Write the data out again exactly, dropping any images it holds.

(begin)

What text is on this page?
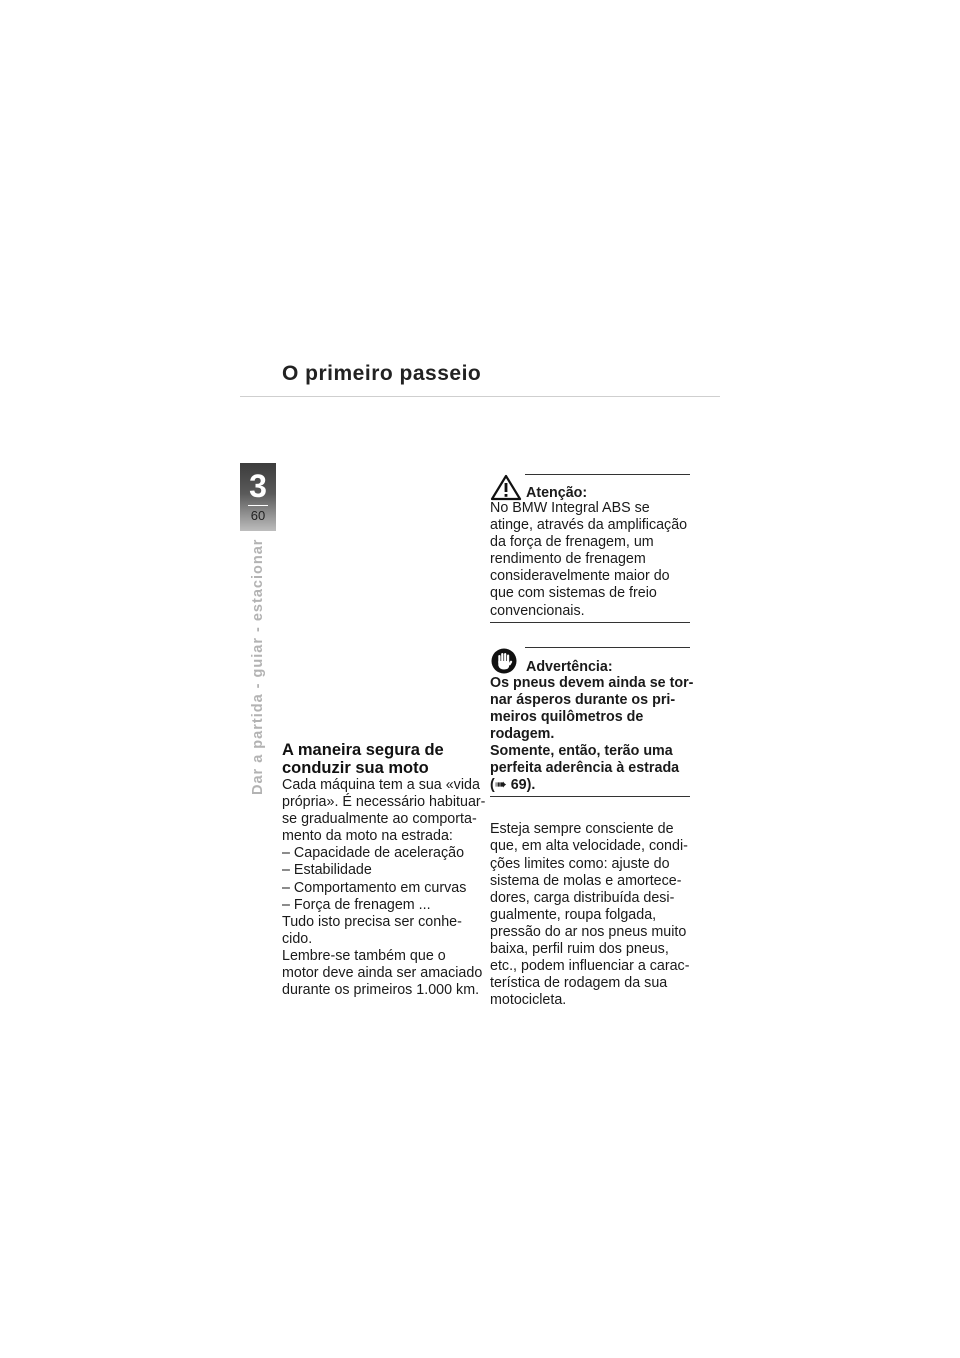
O primeiro passeio
3
60
Dar a partida - guiar - estacionar A maneira segura de
conduzir sua moto
Cada máquina tem a sua «vida
própria». É necessário habituar-
se gradualmente ao comporta-
mento da moto na estrada:
– Capacidade de aceleração
– Estabilidade
– Comportamento em curvas
– Força de frenagem ...
Tudo isto precisa ser conhe-
cido.
Lembre-se também que o
motor deve ainda ser amaciado
durante os primeiros 1.000 km.
Atenção:
No BMW Integral ABS se
atinge, através da amplificação
da força de frenagem, um
rendimento de frenagem
consideravelmente maior do
que com sistemas de freio
convencionais.
Advertência:
Os pneus devem ainda se tor-
nar ásperos durante os pri-
meiros quilômetros de
rodagem.
Somente, então, terão uma
perfeita aderência à estrada
(➠ 69).
Esteja sempre consciente de
que, em alta velocidade, condi-
ções limites como: ajuste do
sistema de molas e amortece-
dores, carga distribuída desi-
gualmente, roupa folgada,
pressão do ar nos pneus muito
baixa, perfil ruim dos pneus,
etc., podem influenciar a carac-
terística de rodagem da sua
motocicleta.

(end)

- Solved exercise -
What text is on this page?
O primeiro passeio
3
60
Dar a partida - guiar - estacionar A maneira segura de
conduzir sua moto
Cada máquina tem a sua «vida
própria». É necessário habituar-
se gradualmente ao comporta-
mento da moto na estrada:
– Capacidade de aceleração
– Estabilidade
– Comportamento em curvas
– Força de frenagem ...
Tudo isto precisa ser conhe-
cido.
Lembre-se também que o
motor deve ainda ser amaciado
durante os primeiros 1.000 km.
Atenção:
No BMW Integral ABS se
atinge, através da amplificação
da força de frenagem, um
rendimento de frenagem
consideravelmente maior do
que com sistemas de freio
convencionais.
Advertência:
Os pneus devem ainda se tor-
nar ásperos durante os pri-
meiros quilômetros de
rodagem.
Somente, então, terão uma
perfeita aderência à estrada
(➠ 69).
Esteja sempre consciente de
que, em alta velocidade, condi-
ções limites como: ajuste do
sistema de molas e amortece-
dores, carga distribuída desi-
gualmente, roupa folgada,
pressão do ar nos pneus muito
baixa, perfil ruim dos pneus,
etc., podem influenciar a carac-
terística de rodagem da sua
motocicleta.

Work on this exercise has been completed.